----- Gegeven tekst
Katholieke Encyclopaedie

Uitgeverij Joost van den Vondel (1933-1939)

Gepubliceerd op 06-06-2019

Empirische psychologie

betekenis & definitie

de wetenschap, die zich tot doel stelt de psychische verschijnselen en verrichtingen, zooals deze bij mensch en dier voorkomen, te bestudeeren volgens natuurwetenschappelijk standpunt. Voorwerp van onderzoek zijn alle verschijnselen, die men in modernen zin psychisch noemt: waarnemen, begrijpen, twijfelen, voelen, begeeren, willen, besluiten, zooals zij zich inwendig in het bewustzijn voordoen en zich uiten door bewegingen.

Zij beschrijft en ordent deze werkingen (→ Beschrijvende psychologie) en tracht ze te verklaren door haar werkelijkheid aan te toonen en deze door hypothesen en theorieën begrijpelijk te maken (→ Verklarende psychologie). Doordat zij zich enkel bepaalt tot datgene, wat de zinnelijke ervaring (Gr. empeiria = ervaring) leert, onderscheidt zij zich van de philosophische, metaphysische, rationeele of speculatieve psychologie, die de laatste verklaringsgronden van het psychische opspoort: de ziel, haar zelfstandigheid, haar betrekking tot het lichaam e.d.

Haar methode is subjectief, bestaande in zelfwaarneming of introspectie, en objectief, waarbij men het uitwendig gedrag van een proefpersoon observeert. Wanneer deze waarnemingen systematisch worden doorgevoerd, dan heeft men het psychologisch → experiment.
----------
Opdracht
Druk uit de tekst over empirische psychologie woordelijk het stuk af dat begint bij de woorden "Katholieke Encyclopaedie" en eindigt na "uiten door bewegingen.".
----- Rijen
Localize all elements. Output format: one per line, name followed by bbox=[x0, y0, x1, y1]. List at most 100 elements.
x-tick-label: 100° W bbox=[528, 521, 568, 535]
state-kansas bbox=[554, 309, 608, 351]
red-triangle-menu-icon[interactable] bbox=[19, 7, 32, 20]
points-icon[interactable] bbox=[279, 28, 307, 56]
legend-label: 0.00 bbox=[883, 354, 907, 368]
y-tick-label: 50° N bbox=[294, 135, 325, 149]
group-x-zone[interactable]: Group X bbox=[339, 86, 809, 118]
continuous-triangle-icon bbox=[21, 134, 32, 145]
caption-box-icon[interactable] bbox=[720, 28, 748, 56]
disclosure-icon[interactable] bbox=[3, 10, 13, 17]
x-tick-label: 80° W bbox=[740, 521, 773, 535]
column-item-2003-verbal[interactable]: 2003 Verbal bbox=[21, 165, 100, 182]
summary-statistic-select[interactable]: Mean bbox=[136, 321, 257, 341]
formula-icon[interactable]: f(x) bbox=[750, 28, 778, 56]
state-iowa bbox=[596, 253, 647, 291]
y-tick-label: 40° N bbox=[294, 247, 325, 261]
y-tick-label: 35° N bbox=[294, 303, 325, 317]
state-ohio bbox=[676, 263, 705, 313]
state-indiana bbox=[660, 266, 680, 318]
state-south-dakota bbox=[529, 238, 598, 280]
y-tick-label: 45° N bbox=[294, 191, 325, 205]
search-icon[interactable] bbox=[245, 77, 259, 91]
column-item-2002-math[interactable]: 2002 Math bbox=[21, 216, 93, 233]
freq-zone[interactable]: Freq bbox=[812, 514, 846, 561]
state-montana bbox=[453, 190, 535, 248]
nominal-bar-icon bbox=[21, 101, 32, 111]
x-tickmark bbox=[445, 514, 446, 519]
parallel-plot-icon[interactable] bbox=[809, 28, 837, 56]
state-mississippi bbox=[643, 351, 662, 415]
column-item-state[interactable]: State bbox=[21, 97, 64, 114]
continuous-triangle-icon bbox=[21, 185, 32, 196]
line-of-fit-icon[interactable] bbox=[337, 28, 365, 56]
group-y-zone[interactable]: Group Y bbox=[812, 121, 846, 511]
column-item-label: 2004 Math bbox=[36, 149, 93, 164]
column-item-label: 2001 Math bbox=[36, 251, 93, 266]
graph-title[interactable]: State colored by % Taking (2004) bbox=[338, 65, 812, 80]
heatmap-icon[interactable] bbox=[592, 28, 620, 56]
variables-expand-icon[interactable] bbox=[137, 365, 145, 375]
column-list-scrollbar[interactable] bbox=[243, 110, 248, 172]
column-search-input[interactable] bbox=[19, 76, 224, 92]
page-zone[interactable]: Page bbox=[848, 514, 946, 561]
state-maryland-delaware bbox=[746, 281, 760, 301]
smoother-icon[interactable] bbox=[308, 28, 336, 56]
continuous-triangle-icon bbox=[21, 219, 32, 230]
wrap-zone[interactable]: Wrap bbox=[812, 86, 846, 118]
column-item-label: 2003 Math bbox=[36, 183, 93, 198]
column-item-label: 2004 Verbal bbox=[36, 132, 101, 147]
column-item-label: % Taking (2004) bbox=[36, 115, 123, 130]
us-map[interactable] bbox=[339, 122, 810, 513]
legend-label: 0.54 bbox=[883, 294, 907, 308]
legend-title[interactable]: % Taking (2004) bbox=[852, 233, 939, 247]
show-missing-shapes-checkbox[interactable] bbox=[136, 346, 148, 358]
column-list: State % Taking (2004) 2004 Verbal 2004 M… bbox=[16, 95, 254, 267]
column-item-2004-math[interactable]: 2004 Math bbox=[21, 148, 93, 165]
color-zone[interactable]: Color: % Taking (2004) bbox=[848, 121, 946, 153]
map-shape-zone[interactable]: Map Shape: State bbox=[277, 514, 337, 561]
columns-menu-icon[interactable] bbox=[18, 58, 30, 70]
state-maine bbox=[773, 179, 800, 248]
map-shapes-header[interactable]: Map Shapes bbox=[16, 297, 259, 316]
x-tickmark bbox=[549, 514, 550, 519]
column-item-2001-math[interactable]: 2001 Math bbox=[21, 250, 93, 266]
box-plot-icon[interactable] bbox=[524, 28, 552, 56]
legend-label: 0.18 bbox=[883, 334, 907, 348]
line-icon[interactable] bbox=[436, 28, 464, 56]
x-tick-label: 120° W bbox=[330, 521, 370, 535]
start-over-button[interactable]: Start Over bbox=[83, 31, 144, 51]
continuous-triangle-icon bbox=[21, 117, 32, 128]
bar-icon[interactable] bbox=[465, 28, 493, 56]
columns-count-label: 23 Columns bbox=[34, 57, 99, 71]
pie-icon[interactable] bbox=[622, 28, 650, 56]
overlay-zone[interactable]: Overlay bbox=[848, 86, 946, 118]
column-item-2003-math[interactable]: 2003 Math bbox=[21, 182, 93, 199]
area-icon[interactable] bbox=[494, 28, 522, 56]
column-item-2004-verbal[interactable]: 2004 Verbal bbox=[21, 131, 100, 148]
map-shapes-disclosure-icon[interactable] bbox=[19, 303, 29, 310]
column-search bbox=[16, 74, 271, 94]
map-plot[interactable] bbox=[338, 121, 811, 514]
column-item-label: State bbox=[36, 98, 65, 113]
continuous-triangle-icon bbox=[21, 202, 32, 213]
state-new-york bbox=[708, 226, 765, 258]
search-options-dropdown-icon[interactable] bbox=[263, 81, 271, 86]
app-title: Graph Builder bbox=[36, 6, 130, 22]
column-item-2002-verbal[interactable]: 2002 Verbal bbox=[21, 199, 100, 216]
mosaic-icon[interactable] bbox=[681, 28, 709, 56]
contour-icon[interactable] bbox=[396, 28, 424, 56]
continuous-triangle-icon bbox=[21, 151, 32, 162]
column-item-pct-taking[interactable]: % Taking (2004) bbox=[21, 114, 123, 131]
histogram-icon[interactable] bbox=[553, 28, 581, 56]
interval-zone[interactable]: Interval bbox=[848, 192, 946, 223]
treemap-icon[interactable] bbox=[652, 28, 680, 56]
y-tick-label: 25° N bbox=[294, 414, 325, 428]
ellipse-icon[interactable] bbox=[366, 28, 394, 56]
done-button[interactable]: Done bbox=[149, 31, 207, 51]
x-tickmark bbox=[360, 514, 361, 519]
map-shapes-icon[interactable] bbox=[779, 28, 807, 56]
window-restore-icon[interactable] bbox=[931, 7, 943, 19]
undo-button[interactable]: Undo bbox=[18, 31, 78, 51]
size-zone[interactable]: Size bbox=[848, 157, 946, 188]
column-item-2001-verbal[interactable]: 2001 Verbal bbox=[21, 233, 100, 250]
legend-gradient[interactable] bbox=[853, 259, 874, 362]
----------
Volledige uitwerking
Katholieke Encyclopaedie

Uitgeverij Joost van den Vondel (1933-1939)

Gepubliceerd op 06-06-2019

Empirische psychologie

betekenis & definitie

de wetenschap, die zich tot doel stelt de psychische verschijnselen en verrichtingen, zooals deze bij mensch en dier voorkomen, te bestudeeren volgens natuurwetenschappelijk standpunt. Voorwerp van onderzoek zijn alle verschijnselen, die men in modernen zin psychisch noemt: waarnemen, begrijpen, twijfelen, voelen, begeeren, willen, besluiten, zooals zij zich inwendig in het bewustzijn voordoen en zich uiten door bewegingen.